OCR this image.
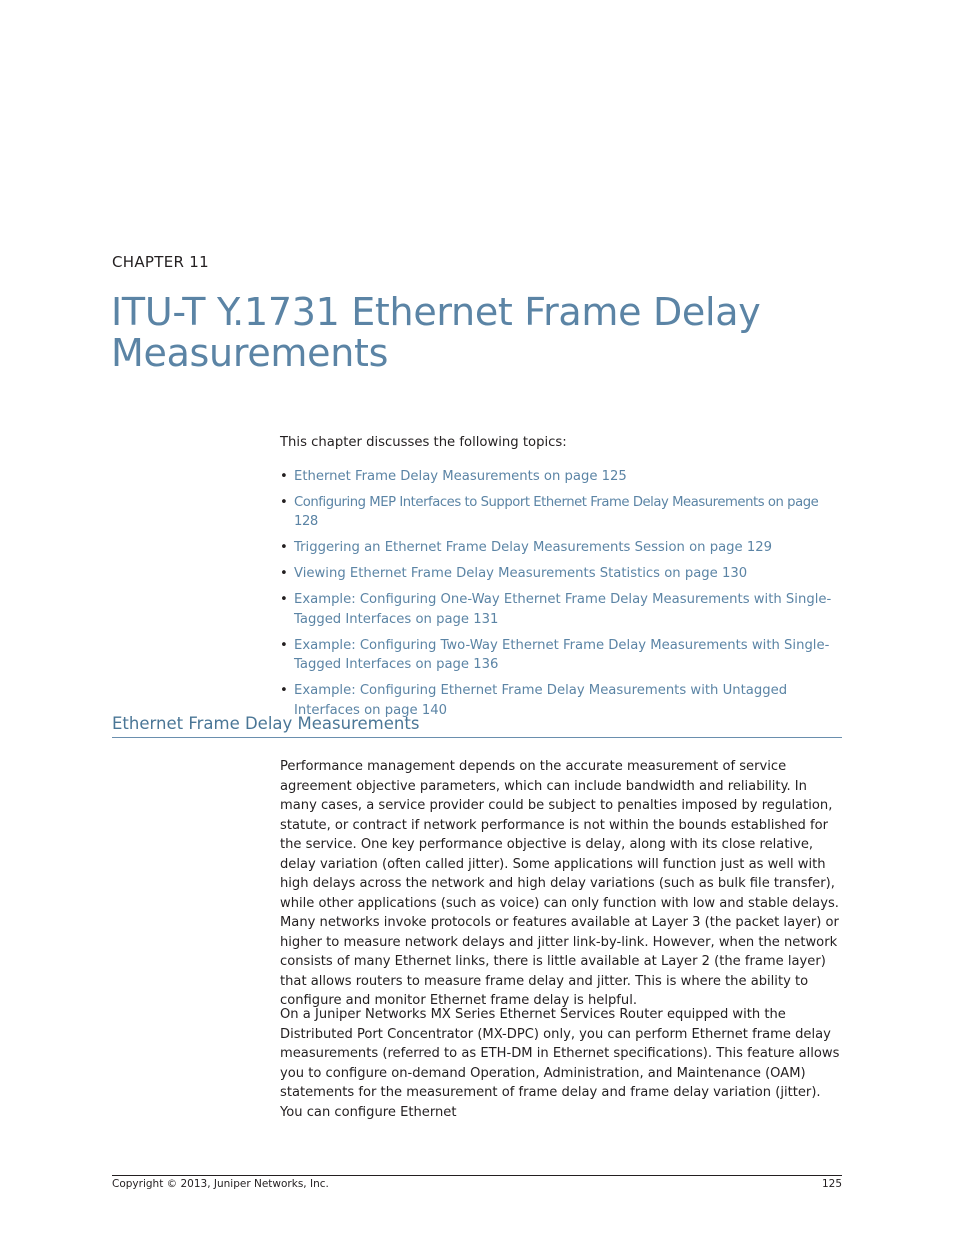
CHAPTER 11
ITU-T Y.1731 Ethernet Frame Delay Measurements

This chapter discusses the following topics:

• Ethernet Frame Delay Measurements on page 125
• Configuring MEP Interfaces to Support Ethernet Frame Delay Measurements on page 128
• Triggering an Ethernet Frame Delay Measurements Session on page 129
• Viewing Ethernet Frame Delay Measurements Statistics on page 130
• Example: Configuring One-Way Ethernet Frame Delay Measurements with Single-Tagged Interfaces on page 131
• Example: Configuring Two-Way Ethernet Frame Delay Measurements with Single-Tagged Interfaces on page 136
• Example: Configuring Ethernet Frame Delay Measurements with Untagged Interfaces on page 140
Ethernet Frame Delay Measurements

Performance management depends on the accurate measurement of service agreement objective parameters, which can include bandwidth and reliability. In many cases, a service provider could be subject to penalties imposed by regulation, statute, or contract if network performance is not within the bounds established for the service. One key performance objective is delay, along with its close relative, delay variation (often called jitter). Some applications will function just as well with high delays across the network and high delay variations (such as bulk file transfer), while other applications (such as voice) can only function with low and stable delays. Many networks invoke protocols or features available at Layer 3 (the packet layer) or higher to measure network delays and jitter link-by-link. However, when the network consists of many Ethernet links, there is little available at Layer 2 (the frame layer) that allows routers to measure frame delay and jitter. This is where the ability to configure and monitor Ethernet frame delay is helpful.

On a Juniper Networks MX Series Ethernet Services Router equipped with the Distributed Port Concentrator (MX-DPC) only, you can perform Ethernet frame delay measurements (referred to as ETH-DM in Ethernet specifications). This feature allows you to configure on-demand Operation, Administration, and Maintenance (OAM) statements for the measurement of frame delay and frame delay variation (jitter). You can configure Ethernet

Copyright © 2013, Juniper Networks, Inc.	125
────────────────────────────────────────
WHAT IS REQUIRED.
Transcribe the entries above verbatim, omitting their pictures.

ANSWER TO THE EXERCISE.
OCR this image.
CHAPTER 11
ITU-T Y.1731 Ethernet Frame Delay Measurements

This chapter discusses the following topics:

• Ethernet Frame Delay Measurements on page 125
• Configuring MEP Interfaces to Support Ethernet Frame Delay Measurements on page 128
• Triggering an Ethernet Frame Delay Measurements Session on page 129
• Viewing Ethernet Frame Delay Measurements Statistics on page 130
• Example: Configuring One-Way Ethernet Frame Delay Measurements with Single-Tagged Interfaces on page 131
• Example: Configuring Two-Way Ethernet Frame Delay Measurements with Single-Tagged Interfaces on page 136
• Example: Configuring Ethernet Frame Delay Measurements with Untagged Interfaces on page 140
Ethernet Frame Delay Measurements

Performance management depends on the accurate measurement of service agreement objective parameters, which can include bandwidth and reliability. In many cases, a service provider could be subject to penalties imposed by regulation, statute, or contract if network performance is not within the bounds established for the service. One key performance objective is delay, along with its close relative, delay variation (often called jitter). Some applications will function just as well with high delays across the network and high delay variations (such as bulk file transfer), while other applications (such as voice) can only function with low and stable delays. Many networks invoke protocols or features available at Layer 3 (the packet layer) or higher to measure network delays and jitter link-by-link. However, when the network consists of many Ethernet links, there is little available at Layer 2 (the frame layer) that allows routers to measure frame delay and jitter. This is where the ability to configure and monitor Ethernet frame delay is helpful.

On a Juniper Networks MX Series Ethernet Services Router equipped with the Distributed Port Concentrator (MX-DPC) only, you can perform Ethernet frame delay measurements (referred to as ETH-DM in Ethernet specifications). This feature allows you to configure on-demand Operation, Administration, and Maintenance (OAM) statements for the measurement of frame delay and frame delay variation (jitter). You can configure Ethernet

Copyright © 2013, Juniper Networks, Inc.	125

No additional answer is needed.